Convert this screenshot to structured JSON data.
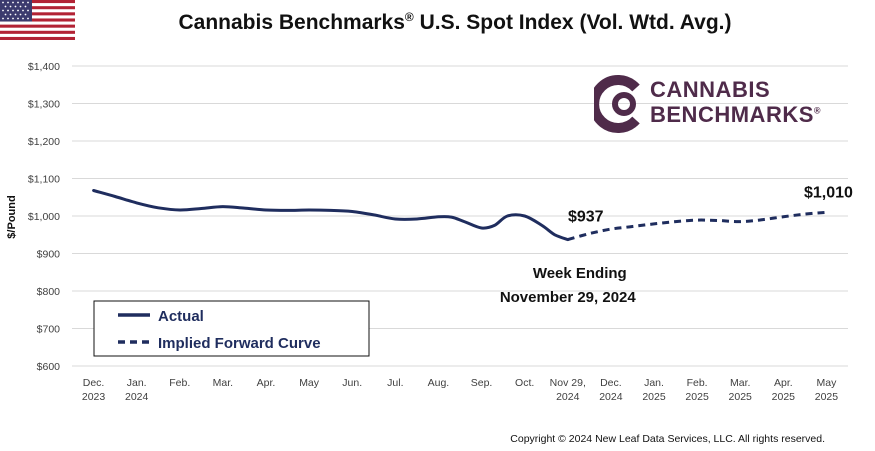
{
  "flag_icon": "us-flag-icon",
  "title": "Cannabis Benchmarks",
  "title_reg": "®",
  "title_rest": " U.S. Spot Index (Vol. Wtd. Avg.)",
  "logo": {
    "line1": "CANNABIS",
    "line2": "BENCHMARKS",
    "reg": "®",
    "color": "#4f2b4a"
  },
  "copyright": "Copyright © 2024 New Leaf Data Services, LLC. All rights reserved.",
  "colors": {
    "line": "#1f2d5e",
    "grid": "#d9d9d9",
    "text": "#404040"
  },
  "chart_data": {
    "type": "line",
    "title": "Cannabis Benchmarks® U.S. Spot Index (Vol. Wtd. Avg.)",
    "ylabel": "$/Pound",
    "ylim": [
      600,
      1400
    ],
    "yticks": [
      600,
      700,
      800,
      900,
      1000,
      1100,
      1200,
      1300,
      1400
    ],
    "ytick_labels": [
      "$600",
      "$700",
      "$800",
      "$900",
      "$1,000",
      "$1,100",
      "$1,200",
      "$1,300",
      "$1,400"
    ],
    "grid": true,
    "categories": [
      [
        "Dec.",
        "2023"
      ],
      [
        "Jan.",
        "2024"
      ],
      [
        "Feb."
      ],
      [
        "Mar."
      ],
      [
        "Apr."
      ],
      [
        "May"
      ],
      [
        "Jun."
      ],
      [
        "Jul."
      ],
      [
        "Aug."
      ],
      [
        "Sep."
      ],
      [
        "Oct."
      ],
      [
        "Nov 29,",
        "2024"
      ],
      [
        "Dec.",
        "2024"
      ],
      [
        "Jan.",
        "2025"
      ],
      [
        "Feb.",
        "2025"
      ],
      [
        "Mar.",
        "2025"
      ],
      [
        "Apr.",
        "2025"
      ],
      [
        "May",
        "2025"
      ]
    ],
    "series": [
      {
        "name": "Actual",
        "style": "solid",
        "x": [
          0,
          0.5,
          1,
          1.5,
          2,
          2.5,
          3,
          3.5,
          4,
          4.5,
          5,
          5.5,
          6,
          6.5,
          7,
          7.5,
          8,
          8.3,
          8.6,
          9,
          9.3,
          9.6,
          10,
          10.4,
          10.7,
          11
        ],
        "values": [
          1068,
          1052,
          1035,
          1022,
          1016,
          1020,
          1025,
          1021,
          1016,
          1015,
          1016,
          1015,
          1012,
          1003,
          992,
          992,
          998,
          997,
          985,
          968,
          975,
          1000,
          1000,
          975,
          950,
          937
        ]
      },
      {
        "name": "Implied Forward Curve",
        "style": "dashed",
        "x": [
          11,
          11.5,
          12,
          12.5,
          13,
          13.5,
          14,
          14.5,
          15,
          15.5,
          16,
          16.5,
          17
        ],
        "values": [
          937,
          953,
          965,
          972,
          979,
          985,
          989,
          988,
          985,
          990,
          998,
          1005,
          1010
        ]
      }
    ],
    "annotations": [
      {
        "text": "$937",
        "x": 11,
        "y": 937
      },
      {
        "text": "$1,010",
        "x": 17,
        "y": 1010
      },
      {
        "text": "Week Ending",
        "x": 11,
        "y": 900
      },
      {
        "text": "November 29, 2024",
        "x": 11,
        "y": 900
      }
    ],
    "legend": {
      "placement": "bottom-left",
      "entries": [
        "Actual",
        "Implied Forward Curve"
      ]
    }
  }
}
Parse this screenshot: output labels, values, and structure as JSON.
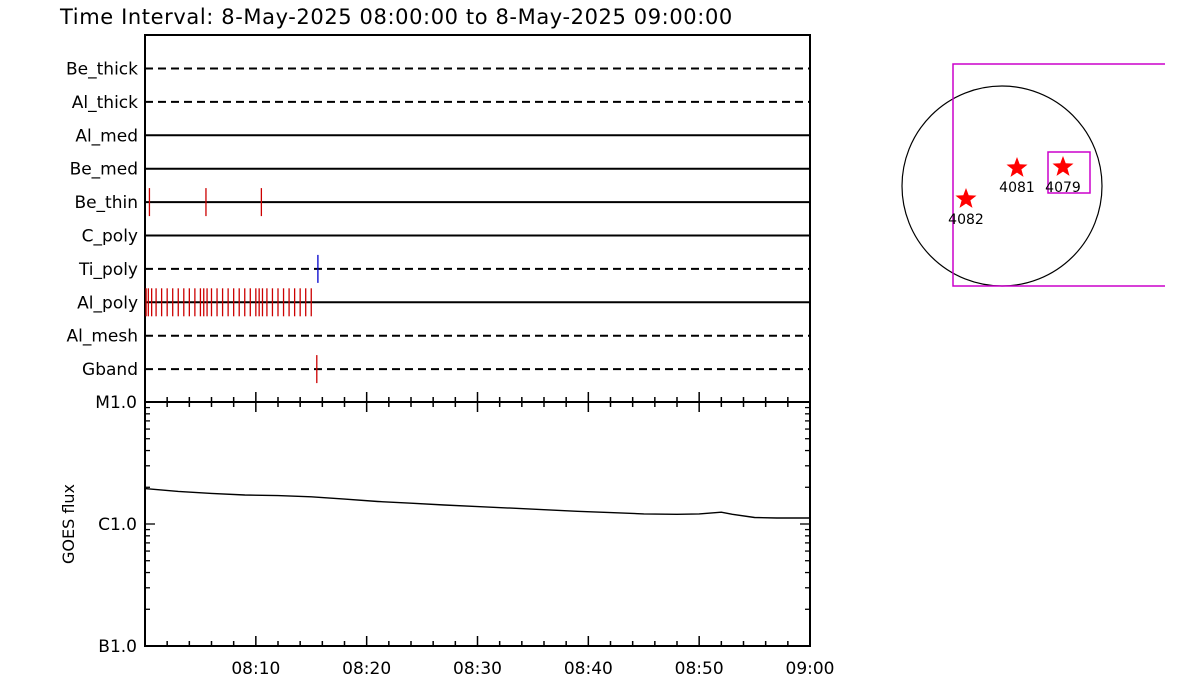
{
  "header": {
    "title": "Time Interval:  8-May-2025 08:00:00 to  8-May-2025 09:00:00"
  },
  "chart_data": [
    {
      "type": "timeline",
      "x_range_minutes": [
        0,
        60
      ],
      "channels": [
        {
          "name": "Be_thick",
          "style": "dashed",
          "events": []
        },
        {
          "name": "Al_thick",
          "style": "dashed",
          "events": []
        },
        {
          "name": "Al_med",
          "style": "solid",
          "events": []
        },
        {
          "name": "Be_med",
          "style": "solid",
          "events": []
        },
        {
          "name": "Be_thin",
          "style": "solid",
          "events": [
            0.4,
            5.5,
            10.5
          ]
        },
        {
          "name": "C_poly",
          "style": "solid",
          "events": []
        },
        {
          "name": "Ti_poly",
          "style": "dashed",
          "events": [
            15.6
          ],
          "event_color": "#0000cc"
        },
        {
          "name": "Al_poly",
          "style": "solid",
          "events": [
            0.1,
            0.3,
            0.6,
            1.0,
            1.5,
            2.0,
            2.5,
            3.0,
            3.5,
            4.0,
            4.5,
            5.0,
            5.3,
            5.6,
            6.0,
            6.5,
            7.0,
            7.5,
            8.0,
            8.5,
            9.0,
            9.5,
            10.0,
            10.3,
            10.6,
            11.0,
            11.5,
            12.0,
            12.5,
            13.0,
            13.5,
            14.0,
            14.5,
            15.0
          ],
          "event_color": "#cc0000"
        },
        {
          "name": "Al_mesh",
          "style": "dashed",
          "events": []
        },
        {
          "name": "Gband",
          "style": "dashed",
          "events": [
            15.5
          ]
        }
      ],
      "default_event_color": "#cc0000"
    },
    {
      "type": "line",
      "ylabel": "GOES flux",
      "yscale": "log",
      "ylim": [
        1e-06,
        0.0001
      ],
      "ytick_labels": [
        "B1.0",
        "C1.0",
        "M1.0"
      ],
      "x_ticks_minutes": [
        10,
        20,
        30,
        40,
        50,
        60
      ],
      "x_tick_labels": [
        "08:10",
        "08:20",
        "08:30",
        "08:40",
        "08:50",
        "09:00"
      ],
      "series": [
        {
          "x": [
            0,
            3,
            6,
            9,
            12,
            15,
            18,
            21,
            24,
            27,
            30,
            33,
            36,
            39,
            42,
            45,
            48,
            50,
            52,
            53,
            55,
            57,
            60
          ],
          "y": [
            1.95e-05,
            1.85e-05,
            1.78e-05,
            1.73e-05,
            1.71e-05,
            1.67e-05,
            1.6e-05,
            1.53e-05,
            1.48e-05,
            1.43e-05,
            1.39e-05,
            1.35e-05,
            1.31e-05,
            1.27e-05,
            1.24e-05,
            1.21e-05,
            1.2e-05,
            1.21e-05,
            1.25e-05,
            1.2e-05,
            1.13e-05,
            1.12e-05,
            1.12e-05
          ],
          "color": "#000000"
        }
      ]
    },
    {
      "type": "map",
      "outline_color": "#cc00cc",
      "marker_color": "#ff0000",
      "regions": [
        {
          "label": "4082"
        },
        {
          "label": "4081"
        },
        {
          "label": "4079"
        }
      ]
    }
  ]
}
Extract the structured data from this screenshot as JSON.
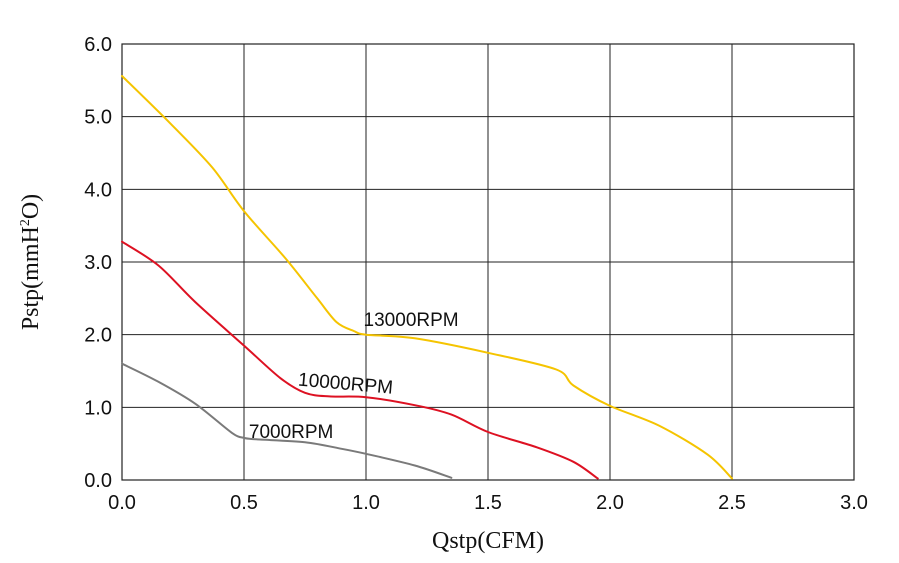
{
  "chart_data": {
    "type": "line",
    "title": "",
    "xlabel": "Qstp(CFM)",
    "ylabel": "Pstp(mmH2O)",
    "ylabel_main": "Pstp(mmH",
    "ylabel_sup": "2",
    "ylabel_tail": "O)",
    "xlim": [
      0,
      3.0
    ],
    "ylim": [
      0,
      6.0
    ],
    "xticks": [
      0,
      0.5,
      1.0,
      1.5,
      2.0,
      2.5,
      3.0
    ],
    "xtick_labels": [
      "0.0",
      "0.5",
      "1.0",
      "1.5",
      "2.0",
      "2.5",
      "3.0"
    ],
    "yticks": [
      0,
      1.0,
      2.0,
      3.0,
      4.0,
      5.0,
      6.0
    ],
    "ytick_labels": [
      "0.0",
      "1.0",
      "2.0",
      "3.0",
      "4.0",
      "5.0",
      "6.0"
    ],
    "grid": true,
    "series": [
      {
        "name": "13000RPM",
        "color": "#f5c400",
        "x": [
          0,
          0.2,
          0.37,
          0.5,
          0.67,
          0.8,
          0.88,
          0.95,
          1.0,
          1.2,
          1.5,
          1.78,
          1.85,
          2.0,
          2.2,
          2.4,
          2.5
        ],
        "y": [
          5.56,
          4.9,
          4.3,
          3.7,
          3.05,
          2.5,
          2.17,
          2.05,
          2.0,
          1.95,
          1.75,
          1.52,
          1.3,
          1.02,
          0.75,
          0.35,
          0.02
        ]
      },
      {
        "name": "10000RPM",
        "color": "#dd1122",
        "x": [
          0,
          0.15,
          0.3,
          0.5,
          0.65,
          0.75,
          0.85,
          1.0,
          1.2,
          1.35,
          1.5,
          1.7,
          1.85,
          1.95
        ],
        "y": [
          3.28,
          2.95,
          2.45,
          1.85,
          1.4,
          1.2,
          1.15,
          1.14,
          1.03,
          0.9,
          0.66,
          0.45,
          0.25,
          0.02
        ]
      },
      {
        "name": "7000RPM",
        "color": "#7a7a7a",
        "x": [
          0,
          0.15,
          0.3,
          0.45,
          0.5,
          0.55,
          0.75,
          0.9,
          1.0,
          1.2,
          1.35
        ],
        "y": [
          1.6,
          1.35,
          1.05,
          0.65,
          0.58,
          0.56,
          0.52,
          0.43,
          0.36,
          0.2,
          0.03
        ]
      }
    ],
    "annotations": [
      {
        "series": "13000RPM",
        "text": "13000RPM",
        "x": 0.99,
        "y": 2.12,
        "rotate": 0
      },
      {
        "series": "10000RPM",
        "text": "10000RPM",
        "x": 0.72,
        "y": 1.3,
        "rotate": 5
      },
      {
        "series": "7000RPM",
        "text": "7000RPM",
        "x": 0.52,
        "y": 0.58,
        "rotate": 0
      }
    ]
  }
}
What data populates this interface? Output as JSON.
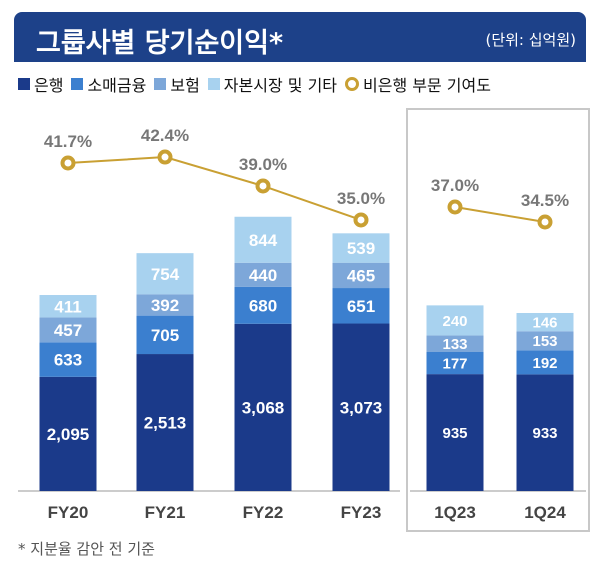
{
  "header": {
    "title": "그룹사별 당기순이익*",
    "unit": "(단위: 십억원)"
  },
  "footnote": "* 지분율 감안 전 기준",
  "chart_data": [
    {
      "type": "bar",
      "stacked": true,
      "categories": [
        "FY20",
        "FY21",
        "FY22",
        "FY23"
      ],
      "series": [
        {
          "name": "은행",
          "color": "#1b3a8a",
          "values": [
            2095,
            2513,
            3068,
            3073
          ]
        },
        {
          "name": "소매금융",
          "color": "#3b7fcf",
          "values": [
            633,
            705,
            680,
            651
          ]
        },
        {
          "name": "보험",
          "color": "#7da7d9",
          "values": [
            457,
            392,
            440,
            465
          ]
        },
        {
          "name": "자본시장 및 기타",
          "color": "#a8d2ef",
          "values": [
            411,
            754,
            844,
            539
          ]
        }
      ],
      "line": {
        "name": "비은행 부문 기여도",
        "color": "#c9a033",
        "values": [
          41.7,
          42.4,
          39.0,
          35.0
        ],
        "labels": [
          "41.7%",
          "42.4%",
          "39.0%",
          "35.0%"
        ]
      }
    },
    {
      "type": "bar",
      "stacked": true,
      "categories": [
        "1Q23",
        "1Q24"
      ],
      "series": [
        {
          "name": "은행",
          "color": "#1b3a8a",
          "values": [
            935,
            933
          ]
        },
        {
          "name": "소매금융",
          "color": "#3b7fcf",
          "values": [
            177,
            192
          ]
        },
        {
          "name": "보험",
          "color": "#7da7d9",
          "values": [
            133,
            153
          ]
        },
        {
          "name": "자본시장 및 기타",
          "color": "#a8d2ef",
          "values": [
            240,
            146
          ]
        }
      ],
      "line": {
        "name": "비은행 부문 기여도",
        "color": "#c9a033",
        "values": [
          37.0,
          34.5
        ],
        "labels": [
          "37.0%",
          "34.5%"
        ]
      }
    }
  ]
}
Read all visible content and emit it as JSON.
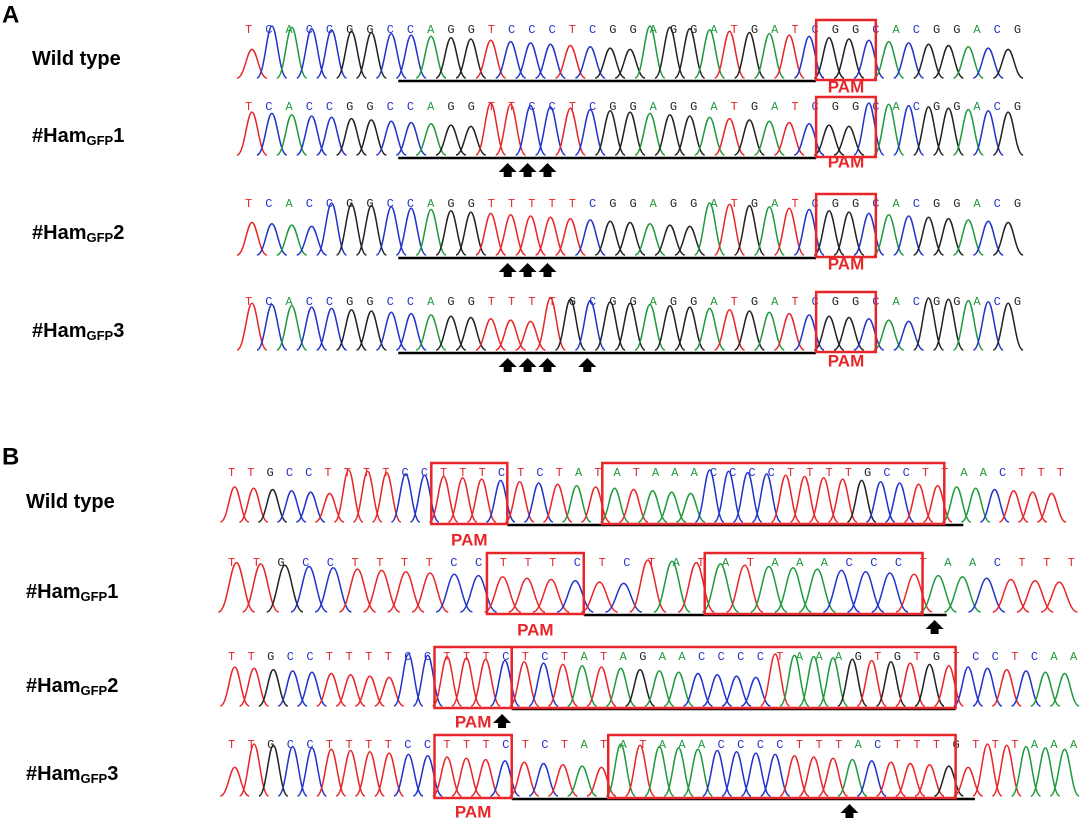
{
  "panels": [
    {
      "label": "A",
      "rows": [
        {
          "name": {
            "prefix": "Wild type"
          },
          "sequence": "TCACCGGCCAGGTCCCTCGGAGGATGATCGGCACGGACG",
          "pam": "PAM"
        },
        {
          "name": {
            "prefix": "#Ham",
            "subscript": "GFP",
            "suffix": "1"
          },
          "sequence": "TCACCGGCCAGGTTCCTCGGAGGATGATCGGCACGGACG",
          "pam": "PAM"
        },
        {
          "name": {
            "prefix": "#Ham",
            "subscript": "GFP",
            "suffix": "2"
          },
          "sequence": "TCACCGGCCAGGTTTTTCGGAGGATGATCGGCACGGACG",
          "pam": "PAM"
        },
        {
          "name": {
            "prefix": "#Ham",
            "subscript": "GFP",
            "suffix": "3"
          },
          "sequence": "TCACCGGCCAGGTTTTGCGGAGGATGATCGGCACGGACG",
          "pam": "PAM"
        }
      ]
    },
    {
      "label": "B",
      "rows": [
        {
          "name": {
            "prefix": "Wild type"
          },
          "sequence": "TTGCCTTTTCCTTTCTCTATATAAACCCCTTTTGCCTTAACTTT",
          "pam": "PAM"
        },
        {
          "name": {
            "prefix": "#Ham",
            "subscript": "GFP",
            "suffix": "1"
          },
          "sequence": "TTGCCTTTTCCTTTCTCTATATAAACCCTAACTTT",
          "pam": "PAM"
        },
        {
          "name": {
            "prefix": "#Ham",
            "subscript": "GFP",
            "suffix": "2"
          },
          "sequence": "TTGCCTTTTCCTTTCTCTATAGAACCCCTAAAGTGTGTCCTCAA",
          "pam": "PAM"
        },
        {
          "name": {
            "prefix": "#Ham",
            "subscript": "GFP",
            "suffix": "3"
          },
          "sequence": "TTGCCTTTTCCTTTCTCTATATAAACCCCTTTACTTTGTTTAAA",
          "pam": "PAM"
        }
      ]
    }
  ]
}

+ + + + + + +

What is being asked :: Output nothing but the number of lines in the data containing the string "Curve".

Result of this exercise :: 2